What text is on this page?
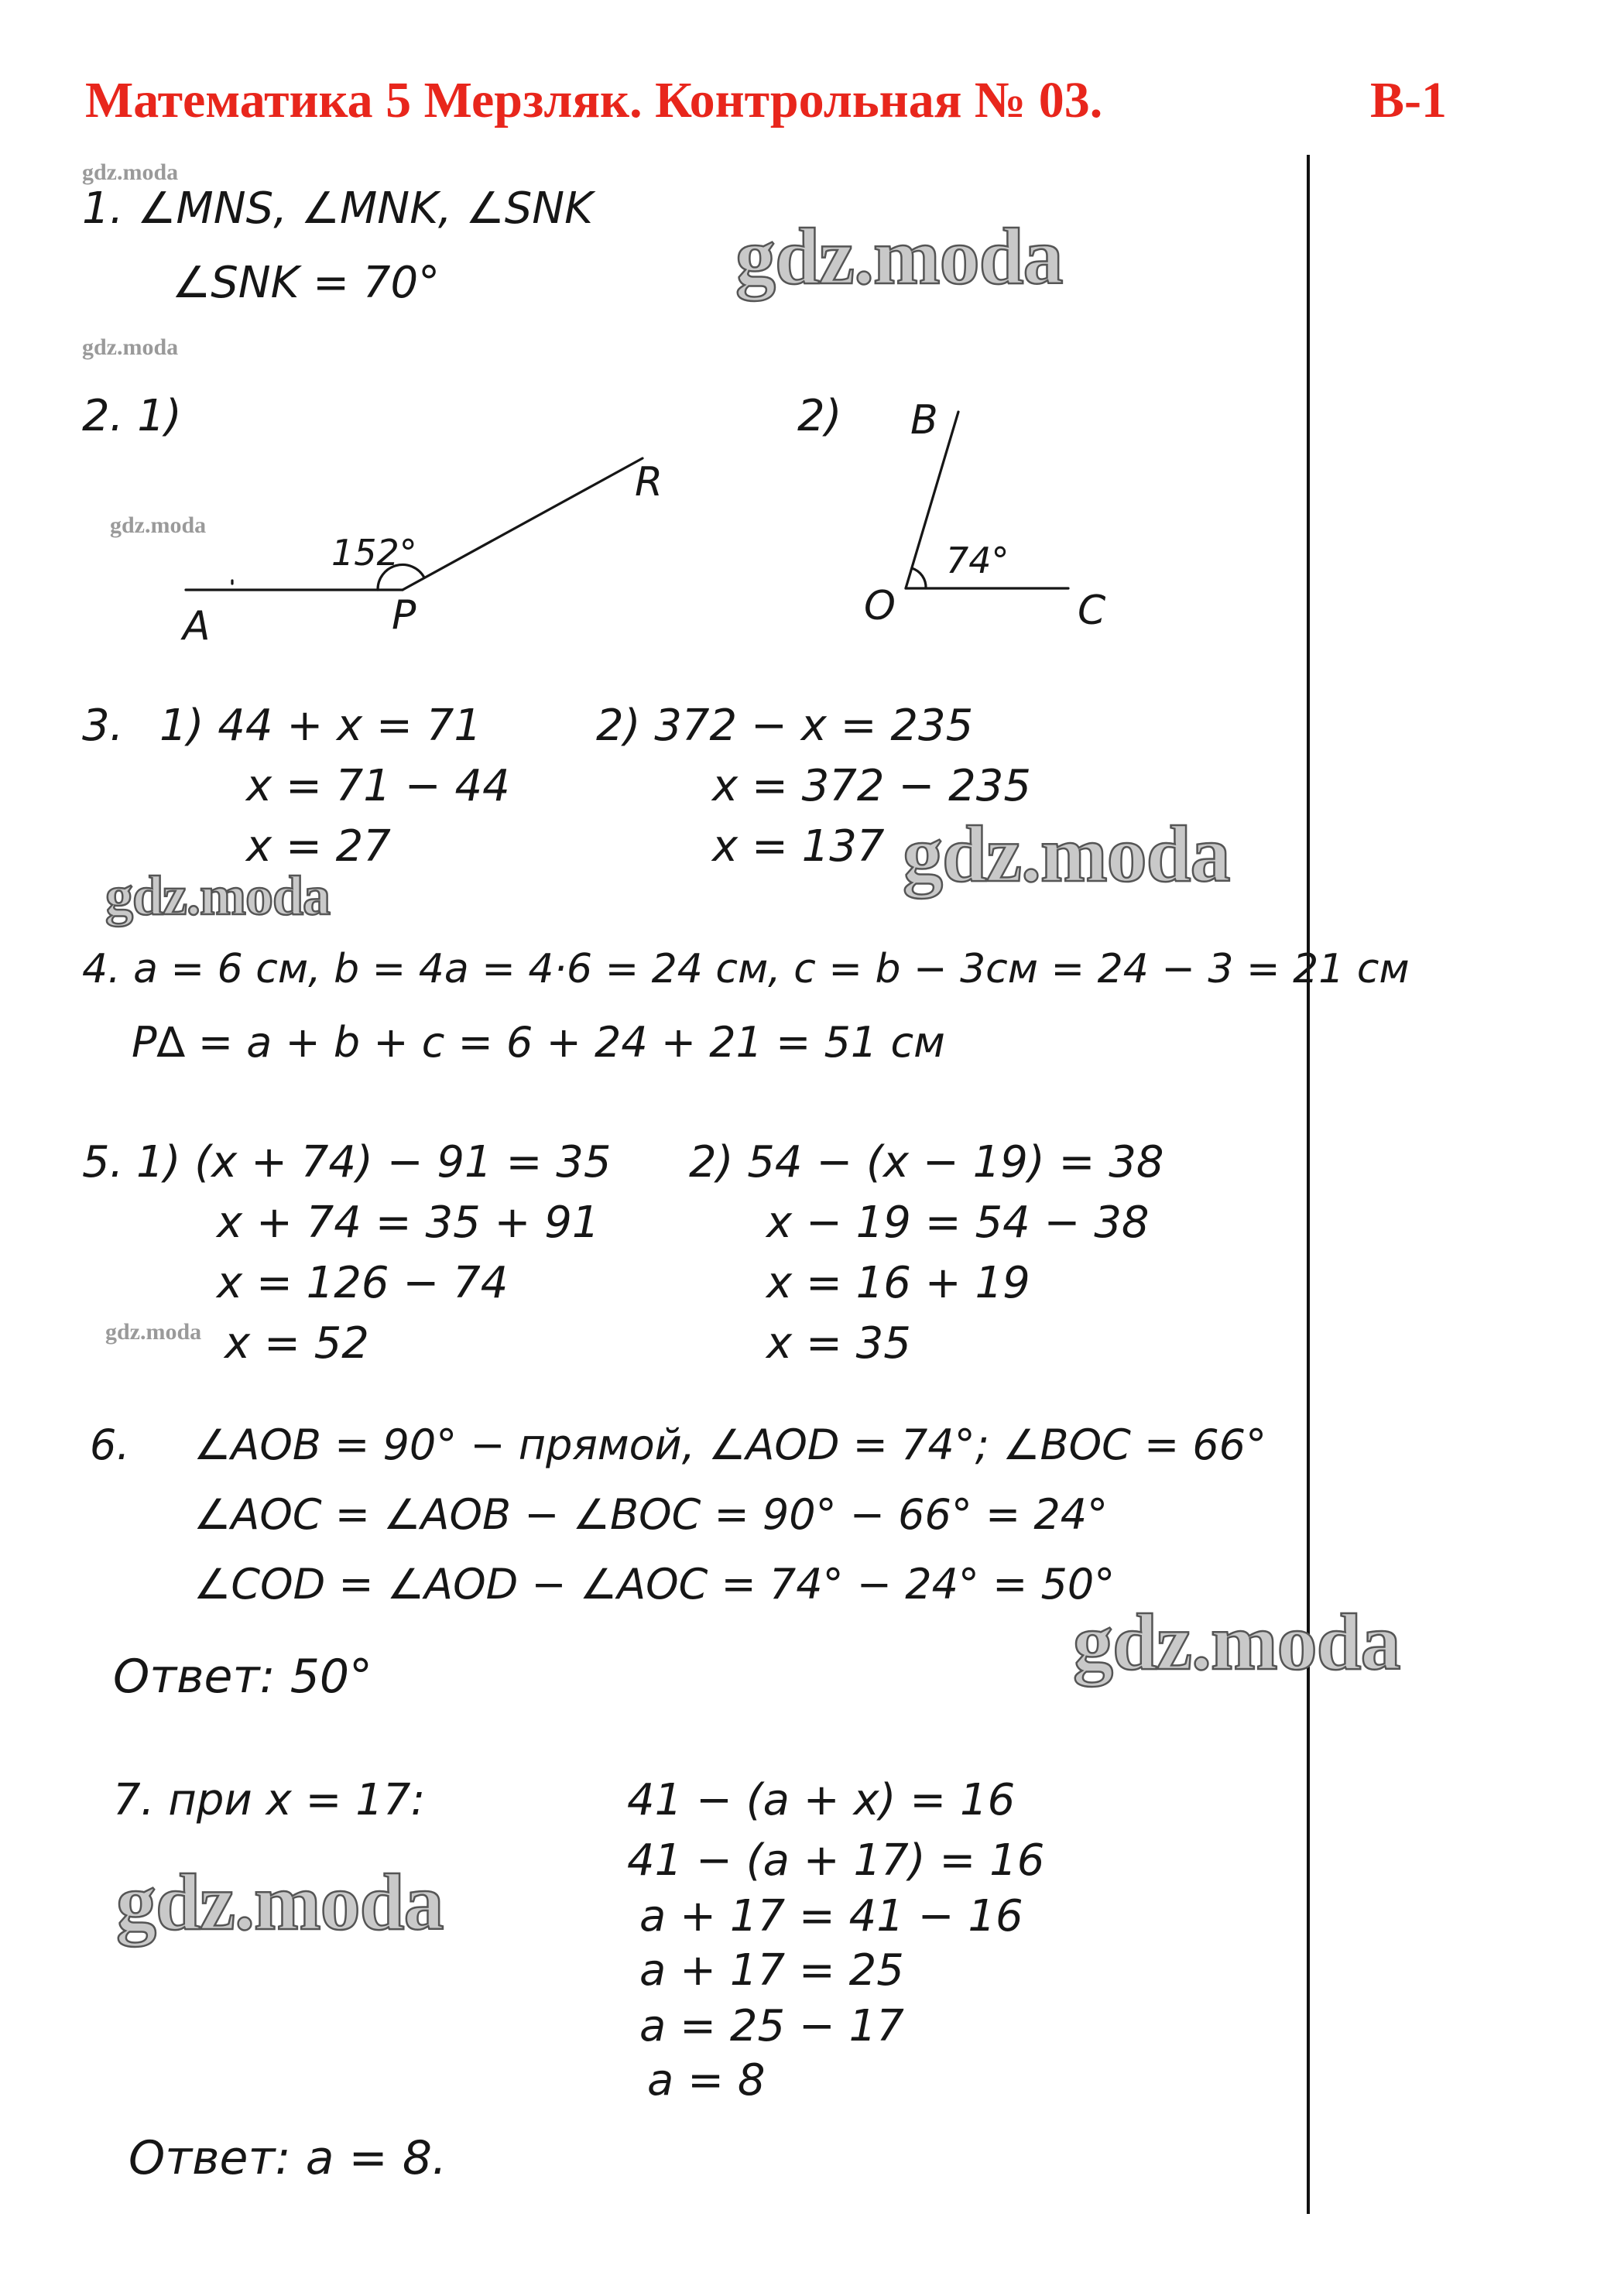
Математика 5 Мерзляк. Контрольная № 03.	В-1
gdz.moda
1. ∠MNS, ∠MNK, ∠SNK
∠SNK = 70°	gdz.moda
gdz.moda
2. 1)	2)
gdz.moda
152°
A	P
R
74°
B
O	C
3. 1) 44 + x = 71
x = 71 − 44
x = 27
2) 372 − x = 235
x = 372 − 235
x = 137 gdz.moda
gdz.moda
4. a = 6 см, b = 4a = 4·6 = 24 см, c = b − 3см = 24 − 3 = 21 см
P∆ = a + b + c = 6 + 24 + 21 = 51 см
5. 1) (x + 74) − 91 = 35
x + 74 = 35 + 91
x = 126 − 74
gdz.moda x = 52
2) 54 − (x − 19) = 38
x − 19 = 54 − 38
x = 16 + 19
x = 35
6. ∠AOB = 90° − прямой, ∠AOD = 74°; ∠BOC = 66°
∠AOC = ∠AOB − ∠BOC = 90° − 66° = 24°
∠COD = ∠AOD − ∠AOC = 74° − 24° = 50°
Ответ: 50°	gdz.moda
7. при x = 17:	41 − (a + x) = 16
41 − (a + 17) = 16
a + 17 = 41 − 16
a + 17 = 25
a = 25 − 17
a = 8
Ответ: a = 8.
gdz.moda
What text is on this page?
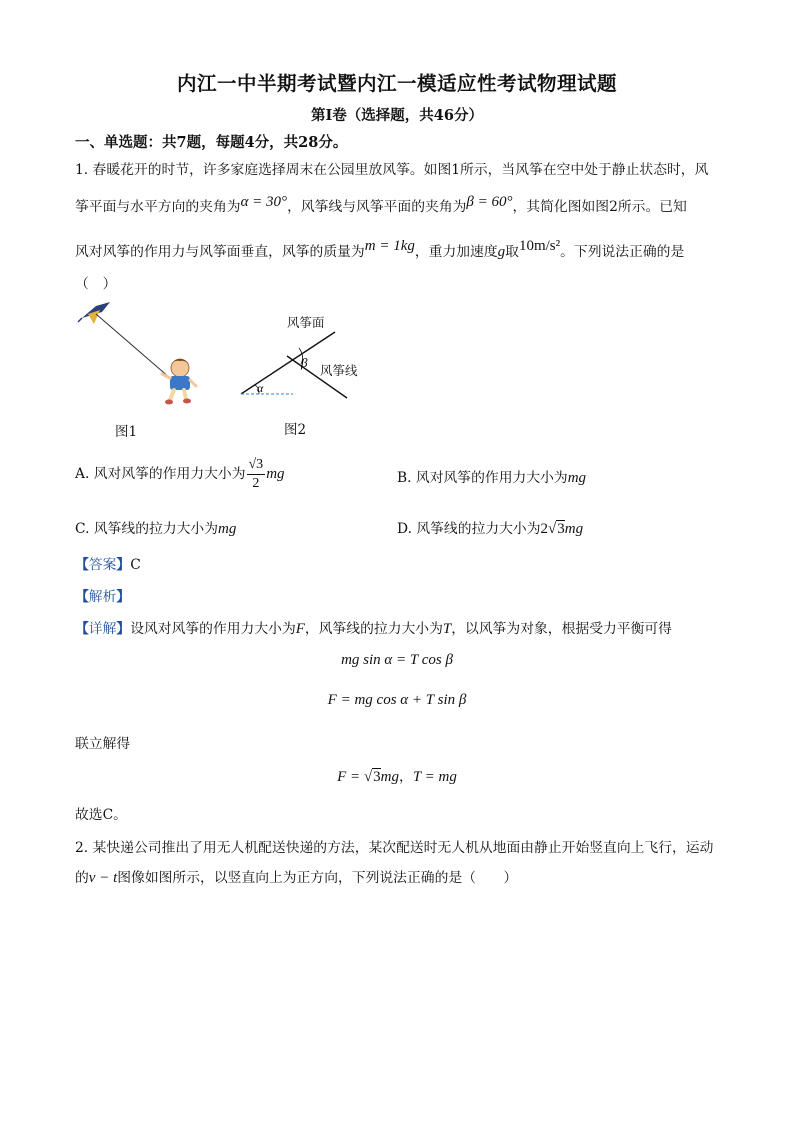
内江一中半期考试暨内江一模适应性考试物理试题
第Ⅰ卷（选择题，共46分）
一、单选题：共7题，每题4分，共28分。
1. 春暖花开的时节，许多家庭选择周末在公园里放风筝。如图1所示，当风筝在空中处于静止状态时，风
筝平面与水平方向的夹角为α = 30°，风筝线与风筝平面的夹角为β = 60°，其简化图如图2所示。已知
风对风筝的作用力与风筝面垂直，风筝的质量为m = 1kg，重力加速度g取10m/s²。下列说法正确的是
（　）
图1
α
β
风筝面
风筝线
图2
A. 风对风筝的作用力大小为 $\frac{√3}{2}$ mg	B. 风对风筝的作用力大小为mg
C. 风筝线的拉力大小为mg	D. 风筝线的拉力大小为2√3mg
【答案】C
【解析】
【详解】设风对风筝的作用力大小为F，风筝线的拉力大小为T，以风筝为对象，根据受力平衡可得
mg sin α = T cos β
F = mg cos α + T sin β
联立解得
F = √3mg，T = mg
故选C。
2. 某快递公司推出了用无人机配送快递的方法，某次配送时无人机从地面由静止开始竖直向上飞行，运动
的v − t图像如图所示，以竖直向上为正方向，下列说法正确的是（　　）
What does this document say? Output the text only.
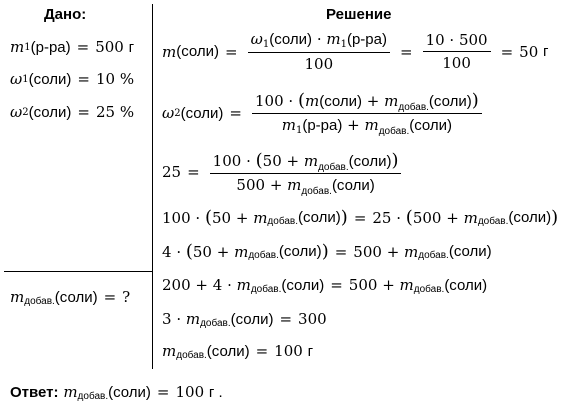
Дано:	Решение
m 1 (р-ра) = 500
г
ω 1 (соли) = 10 %
ω 2 (соли) = 25 %
m добав. (соли) = ?
m (соли) = $\frac{\omega_1(соли) \cdot m_1(р-ра)}{100} = \frac{10 \cdot 500}{100} = 50$
г
ω 2 (соли) = $\frac{100 \cdot (m(соли) + m_{добав.}(соли))}{m_1(р-ра) + m_{добав.}(соли)}$
$25 = \frac{100 \cdot (50 + m_{добав.}(соли))}{500 + m_{добав.}(соли)}$
100 · ( 50 + m добав. (соли) ) = 25 · ( 500 + m добав. (соли) )
4 · ( 50 + m добав. (соли) ) = 500 + m добав. (соли)
200 + 4 · m добав. (соли) = 500 + m добав. (соли)
3 · m добав. (соли) = 300
m добав. (соли) = 100
г
Ответ:
m добав. (соли) = 100
г .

★ ★ ★ ★

▸ TO BE DONE
Write every entry out again exactly, dropping the pictures.

▸ ANSWER TO THE PROBLEM
What text is on this page?
Математика 5 Мерзляк. Контрольная № 03.	В-1
gdz.moda
1. ∠MNS, ∠MNK, ∠SNK
∠SNK = 70°	gdz.moda
gdz.moda
2. 1)	2)
gdz.moda
152°
A	P
R
74°
B
O	C
3. 1) 44 + x = 71
x = 71 − 44
x = 27
2) 372 − x = 235
x = 372 − 235
x = 137 gdz.moda
gdz.moda
4. a = 6 см, b = 4a = 4·6 = 24 см, c = b − 3см = 24 − 3 = 21 см
P∆ = a + b + c = 6 + 24 + 21 = 51 см
5. 1) (x + 74) − 91 = 35
x + 74 = 35 + 91
x = 126 − 74
gdz.moda x = 52
2) 54 − (x − 19) = 38
x − 19 = 54 − 38
x = 16 + 19
x = 35
6. ∠AOB = 90° − прямой, ∠AOD = 74°; ∠BOC = 66°
∠AOC = ∠AOB − ∠BOC = 90° − 66° = 24°
∠COD = ∠AOD − ∠AOC = 74° − 24° = 50°
Ответ: 50°	gdz.moda
7. при x = 17:	41 − (a + x) = 16
41 − (a + 17) = 16
a + 17 = 41 − 16
a + 17 = 25
a = 25 − 17
a = 8
Ответ: a = 8.
gdz.moda
What text is on this page?
内江一中半期考试暨内江一模适应性考试物理试题
第Ⅰ卷（选择题，共46分）
一、单选题：共7题，每题4分，共28分。
1. 春暖花开的时节，许多家庭选择周末在公园里放风筝。如图1所示，当风筝在空中处于静止状态时，风
筝平面与水平方向的夹角为α = 30°，风筝线与风筝平面的夹角为β = 60°，其简化图如图2所示。已知
风对风筝的作用力与风筝面垂直，风筝的质量为m = 1kg，重力加速度g取10m/s²。下列说法正确的是
（　）
图1
α
β
风筝面
风筝线
图2
A. 风对风筝的作用力大小为 $\frac{√3}{2}$ mg	B. 风对风筝的作用力大小为mg
C. 风筝线的拉力大小为mg	D. 风筝线的拉力大小为2√3mg
【答案】C
【解析】
【详解】设风对风筝的作用力大小为F，风筝线的拉力大小为T，以风筝为对象，根据受力平衡可得
mg sin α = T cos β
F = mg cos α + T sin β
联立解得
F = √3mg，T = mg
故选C。
2. 某快递公司推出了用无人机配送快递的方法，某次配送时无人机从地面由静止开始竖直向上飞行，运动
的v − t图像如图所示，以竖直向上为正方向，下列说法正确的是（　　）
What does this document say? Output the text only.
Дано:	Решение
m 1 (р-ра) = 500
г
ω 1 (соли) = 10 %
ω 2 (соли) = 25 %
m добав. (соли) = ?
m (соли) = $\frac{\omega_1(соли) \cdot m_1(р-ра)}{100} = \frac{10 \cdot 500}{100} = 50$
г
ω 2 (соли) = $\frac{100 \cdot (m(соли) + m_{добав.}(соли))}{m_1(р-ра) + m_{добав.}(соли)}$
$25 = \frac{100 \cdot (50 + m_{добав.}(соли))}{500 + m_{добав.}(соли)}$
100 · ( 50 + m добав. (соли) ) = 25 · ( 500 + m добав. (соли) )
4 · ( 50 + m добав. (соли) ) = 500 + m добав. (соли)
200 + 4 · m добав. (соли) = 500 + m добав. (соли)
3 · m добав. (соли) = 300
m добав. (соли) = 100
г
Ответ:
m добав. (соли) = 100
г .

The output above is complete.